▶ What to work on
All of the data below should be written out exactly.

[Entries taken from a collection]
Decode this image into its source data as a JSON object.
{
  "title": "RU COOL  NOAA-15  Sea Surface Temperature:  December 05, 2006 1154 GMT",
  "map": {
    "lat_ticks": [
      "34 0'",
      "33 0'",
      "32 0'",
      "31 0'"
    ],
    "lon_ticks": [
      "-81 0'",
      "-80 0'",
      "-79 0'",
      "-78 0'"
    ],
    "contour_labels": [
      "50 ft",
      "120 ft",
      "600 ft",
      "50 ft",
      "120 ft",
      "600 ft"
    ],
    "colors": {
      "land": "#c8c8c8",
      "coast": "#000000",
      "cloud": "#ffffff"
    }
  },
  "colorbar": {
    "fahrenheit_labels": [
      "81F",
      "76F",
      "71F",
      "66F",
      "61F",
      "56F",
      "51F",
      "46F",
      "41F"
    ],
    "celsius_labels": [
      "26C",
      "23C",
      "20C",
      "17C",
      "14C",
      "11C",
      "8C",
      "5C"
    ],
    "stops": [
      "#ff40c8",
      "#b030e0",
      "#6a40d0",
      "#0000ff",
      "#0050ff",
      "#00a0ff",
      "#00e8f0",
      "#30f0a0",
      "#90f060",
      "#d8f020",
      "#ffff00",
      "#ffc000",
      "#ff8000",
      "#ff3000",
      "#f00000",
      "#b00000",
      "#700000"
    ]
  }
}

▶ The answer
Decode this image into its source data as a JSON object.
{
  "title": "RU COOL  NOAA-15  Sea Surface Temperature:  December 05, 2006 1154 GMT",
  "map": {
    "lat_ticks": [
      "34 0'",
      "33 0'",
      "32 0'",
      "31 0'"
    ],
    "lon_ticks": [
      "-81 0'",
      "-80 0'",
      "-79 0'",
      "-78 0'"
    ],
    "contour_labels": [
      "50 ft",
      "120 ft",
      "600 ft",
      "50 ft",
      "120 ft",
      "600 ft"
    ],
    "colors": {
      "land": "#c8c8c8",
      "coast": "#000000",
      "cloud": "#ffffff"
    }
  },
  "colorbar": {
    "fahrenheit_labels": [
      "81F",
      "76F",
      "71F",
      "66F",
      "61F",
      "56F",
      "51F",
      "46F",
      "41F"
    ],
    "celsius_labels": [
      "26C",
      "23C",
      "20C",
      "17C",
      "14C",
      "11C",
      "8C",
      "5C"
    ],
    "stops": [
      "#ff40c8",
      "#b030e0",
      "#6a40d0",
      "#0000ff",
      "#0050ff",
      "#00a0ff",
      "#00e8f0",
      "#30f0a0",
      "#90f060",
      "#d8f020",
      "#ffff00",
      "#ffc000",
      "#ff8000",
      "#ff3000",
      "#f00000",
      "#b00000",
      "#700000"
    ]
  }
}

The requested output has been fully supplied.